--- The task ---
Here are some records; quote them exactly, leaving out the pictures.

—————

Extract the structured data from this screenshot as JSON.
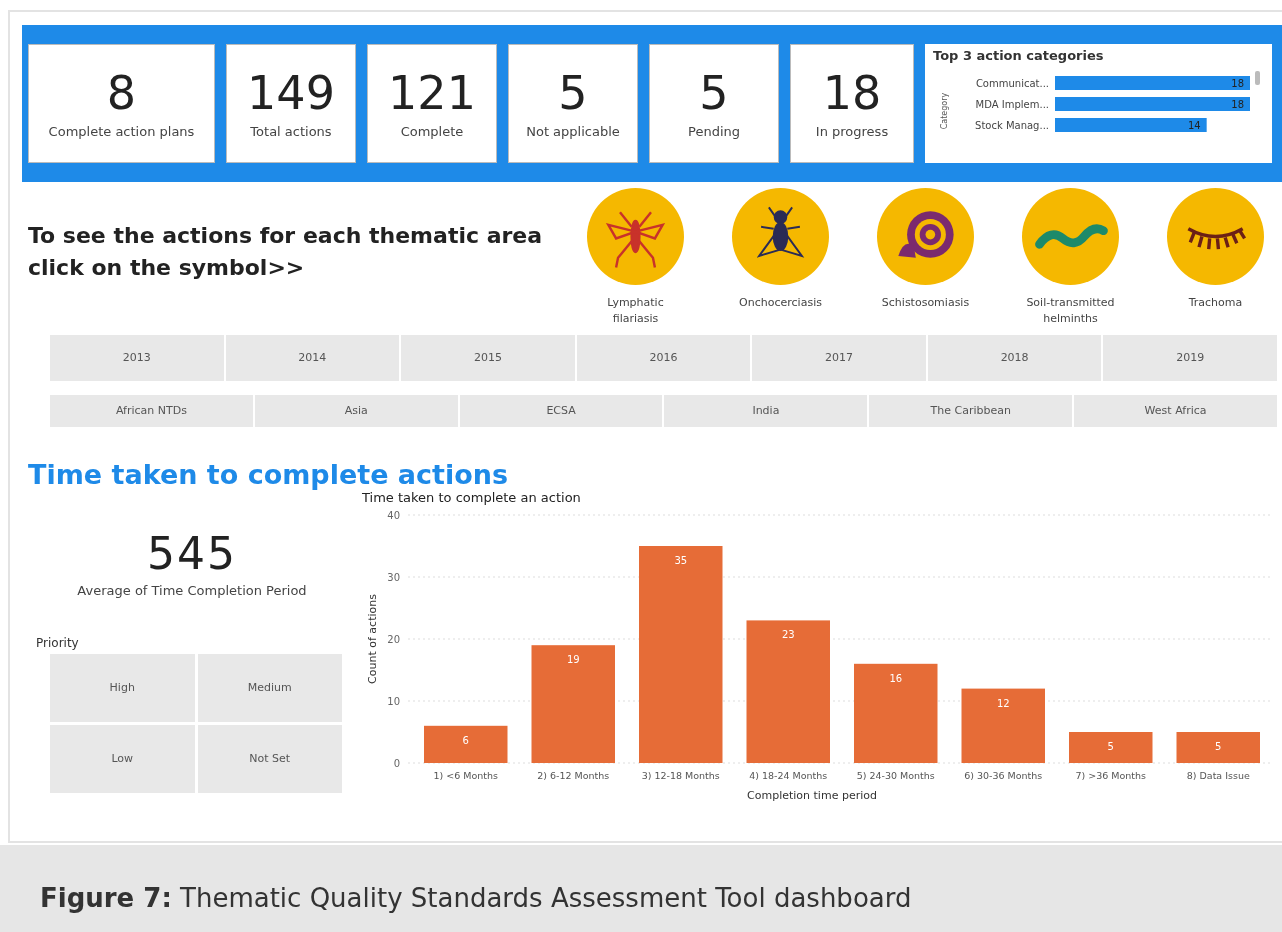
{
  "kpis": [
    {
      "value": "8",
      "label": "Complete action plans"
    },
    {
      "value": "149",
      "label": "Total actions"
    },
    {
      "value": "121",
      "label": "Complete"
    },
    {
      "value": "5",
      "label": "Not applicable"
    },
    {
      "value": "5",
      "label": "Pending"
    },
    {
      "value": "18",
      "label": "In progress"
    }
  ],
  "top_categories": {
    "title": "Top 3 action categories",
    "chart_data": {
      "type": "bar",
      "orientation": "horizontal",
      "ylabel": "Category",
      "categories": [
        "Communicat...",
        "MDA Implem...",
        "Stock Manag..."
      ],
      "values": [
        18,
        18,
        14
      ],
      "data_labels": true
    }
  },
  "instruction": "To see the actions for each thematic area click on the symbol>>",
  "thematic_areas": [
    {
      "kind": "mosquito",
      "label": "Lymphatic filariasis"
    },
    {
      "kind": "fly",
      "label": "Onchocerciasis"
    },
    {
      "kind": "snail",
      "label": "Schistosomiasis"
    },
    {
      "kind": "worm",
      "label": "Soil-transmitted helminths"
    },
    {
      "kind": "eyelash",
      "label": "Trachoma"
    }
  ],
  "year_slicer": [
    "2013",
    "2014",
    "2015",
    "2016",
    "2017",
    "2018",
    "2019"
  ],
  "region_slicer": [
    "African NTDs",
    "Asia",
    "ECSA",
    "India",
    "The Caribbean",
    "West Africa"
  ],
  "section_title": "Time taken to complete actions",
  "average": {
    "value": "545",
    "label": "Average of Time Completion Period"
  },
  "priority": {
    "title": "Priority",
    "options": [
      "High",
      "Medium",
      "Low",
      "Not Set"
    ]
  },
  "completion_chart": {
    "title": "Time taken to complete an action",
    "chart_data": {
      "type": "bar",
      "xlabel": "Completion time period",
      "ylabel": "Count of actions",
      "categories": [
        "1) <6 Months",
        "2) 6-12 Months",
        "3) 12-18 Months",
        "4) 18-24 Months",
        "5) 24-30 Months",
        "6) 30-36 Months",
        "7) >36 Months",
        "8) Data Issue"
      ],
      "values": [
        6,
        19,
        35,
        23,
        16,
        12,
        5,
        5
      ],
      "grid": true,
      "ylim": [
        0,
        40
      ],
      "yticks": [
        0,
        10,
        20,
        30,
        40
      ],
      "data_labels": true
    }
  },
  "caption": "**Figure 7:** Thematic Quality Standards Assessment Tool dashboard"
}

—————

--- Task response ---
Extract the structured data from this screenshot as JSON.
{
  "kpis": [
    {
      "value": "8",
      "label": "Complete action plans"
    },
    {
      "value": "149",
      "label": "Total actions"
    },
    {
      "value": "121",
      "label": "Complete"
    },
    {
      "value": "5",
      "label": "Not applicable"
    },
    {
      "value": "5",
      "label": "Pending"
    },
    {
      "value": "18",
      "label": "In progress"
    }
  ],
  "top_categories": {
    "title": "Top 3 action categories",
    "chart_data": {
      "type": "bar",
      "orientation": "horizontal",
      "ylabel": "Category",
      "categories": [
        "Communicat...",
        "MDA Implem...",
        "Stock Manag..."
      ],
      "values": [
        18,
        18,
        14
      ],
      "data_labels": true
    }
  },
  "instruction": "To see the actions for each thematic area click on the symbol>>",
  "thematic_areas": [
    {
      "kind": "mosquito",
      "label": "Lymphatic filariasis"
    },
    {
      "kind": "fly",
      "label": "Onchocerciasis"
    },
    {
      "kind": "snail",
      "label": "Schistosomiasis"
    },
    {
      "kind": "worm",
      "label": "Soil-transmitted helminths"
    },
    {
      "kind": "eyelash",
      "label": "Trachoma"
    }
  ],
  "year_slicer": [
    "2013",
    "2014",
    "2015",
    "2016",
    "2017",
    "2018",
    "2019"
  ],
  "region_slicer": [
    "African NTDs",
    "Asia",
    "ECSA",
    "India",
    "The Caribbean",
    "West Africa"
  ],
  "section_title": "Time taken to complete actions",
  "average": {
    "value": "545",
    "label": "Average of Time Completion Period"
  },
  "priority": {
    "title": "Priority",
    "options": [
      "High",
      "Medium",
      "Low",
      "Not Set"
    ]
  },
  "completion_chart": {
    "title": "Time taken to complete an action",
    "chart_data": {
      "type": "bar",
      "xlabel": "Completion time period",
      "ylabel": "Count of actions",
      "categories": [
        "1) <6 Months",
        "2) 6-12 Months",
        "3) 12-18 Months",
        "4) 18-24 Months",
        "5) 24-30 Months",
        "6) 30-36 Months",
        "7) >36 Months",
        "8) Data Issue"
      ],
      "values": [
        6,
        19,
        35,
        23,
        16,
        12,
        5,
        5
      ],
      "grid": true,
      "ylim": [
        0,
        40
      ],
      "yticks": [
        0,
        10,
        20,
        30,
        40
      ],
      "data_labels": true
    }
  },
  "caption": "**Figure 7:** Thematic Quality Standards Assessment Tool dashboard"
}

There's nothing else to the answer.